━━━━━ The records ━━━━━

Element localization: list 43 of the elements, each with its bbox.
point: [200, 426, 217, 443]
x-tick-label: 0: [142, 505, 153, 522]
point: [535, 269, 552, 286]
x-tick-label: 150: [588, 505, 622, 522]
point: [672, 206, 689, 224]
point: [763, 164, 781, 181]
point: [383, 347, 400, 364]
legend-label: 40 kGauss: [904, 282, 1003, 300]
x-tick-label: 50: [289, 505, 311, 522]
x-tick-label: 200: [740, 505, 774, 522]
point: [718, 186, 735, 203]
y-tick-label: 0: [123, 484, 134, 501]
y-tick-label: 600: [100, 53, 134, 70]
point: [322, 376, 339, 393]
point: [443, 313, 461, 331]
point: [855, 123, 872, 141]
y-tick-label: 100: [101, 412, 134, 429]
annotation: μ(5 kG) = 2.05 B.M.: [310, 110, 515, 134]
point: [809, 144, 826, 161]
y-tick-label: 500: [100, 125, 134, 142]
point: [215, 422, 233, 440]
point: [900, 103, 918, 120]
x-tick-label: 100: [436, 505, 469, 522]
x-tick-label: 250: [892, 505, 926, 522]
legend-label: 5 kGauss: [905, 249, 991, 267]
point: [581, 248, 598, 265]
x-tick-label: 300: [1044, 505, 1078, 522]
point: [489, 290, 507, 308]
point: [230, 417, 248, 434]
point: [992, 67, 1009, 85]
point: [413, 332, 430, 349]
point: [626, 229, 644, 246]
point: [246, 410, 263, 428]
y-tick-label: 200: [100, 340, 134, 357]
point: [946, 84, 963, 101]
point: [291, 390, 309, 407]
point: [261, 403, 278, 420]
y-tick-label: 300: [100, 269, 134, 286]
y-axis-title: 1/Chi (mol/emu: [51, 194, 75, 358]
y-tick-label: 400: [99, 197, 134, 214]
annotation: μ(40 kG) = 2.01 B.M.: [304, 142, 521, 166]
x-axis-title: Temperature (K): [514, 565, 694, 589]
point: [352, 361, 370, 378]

━━━━━

● **Task details**:
Reproduce the records above, swapping each occurrence of "legend-label" for "series-label" and leaving every other character as it is.

● **Worked solution**:
Element localization: list 43 of the elements, each with its bbox.
point: [200, 426, 217, 443]
x-tick-label: 0: [142, 505, 153, 522]
point: [535, 269, 552, 286]
x-tick-label: 150: [588, 505, 622, 522]
point: [672, 206, 689, 224]
point: [763, 164, 781, 181]
point: [383, 347, 400, 364]
series-label: 40 kGauss: [904, 282, 1003, 300]
x-tick-label: 50: [289, 505, 311, 522]
x-tick-label: 200: [740, 505, 774, 522]
point: [718, 186, 735, 203]
y-tick-label: 0: [123, 484, 134, 501]
y-tick-label: 600: [100, 53, 134, 70]
point: [322, 376, 339, 393]
point: [443, 313, 461, 331]
point: [855, 123, 872, 141]
y-tick-label: 100: [101, 412, 134, 429]
annotation: μ(5 kG) = 2.05 B.M.: [310, 110, 515, 134]
point: [809, 144, 826, 161]
y-tick-label: 500: [100, 125, 134, 142]
point: [215, 422, 233, 440]
point: [900, 103, 918, 120]
x-tick-label: 100: [436, 505, 469, 522]
x-tick-label: 250: [892, 505, 926, 522]
series-label: 5 kGauss: [905, 249, 991, 267]
point: [581, 248, 598, 265]
x-tick-label: 300: [1044, 505, 1078, 522]
point: [489, 290, 507, 308]
point: [230, 417, 248, 434]
point: [992, 67, 1009, 85]
point: [413, 332, 430, 349]
point: [626, 229, 644, 246]
point: [246, 410, 263, 428]
y-tick-label: 200: [100, 340, 134, 357]
point: [946, 84, 963, 101]
point: [291, 390, 309, 407]
point: [261, 403, 278, 420]
y-tick-label: 300: [100, 269, 134, 286]
y-axis-title: 1/Chi (mol/emu: [51, 194, 75, 358]
y-tick-label: 400: [99, 197, 134, 214]
annotation: μ(40 kG) = 2.01 B.M.: [304, 142, 521, 166]
x-axis-title: Temperature (K): [514, 565, 694, 589]
point: [352, 361, 370, 378]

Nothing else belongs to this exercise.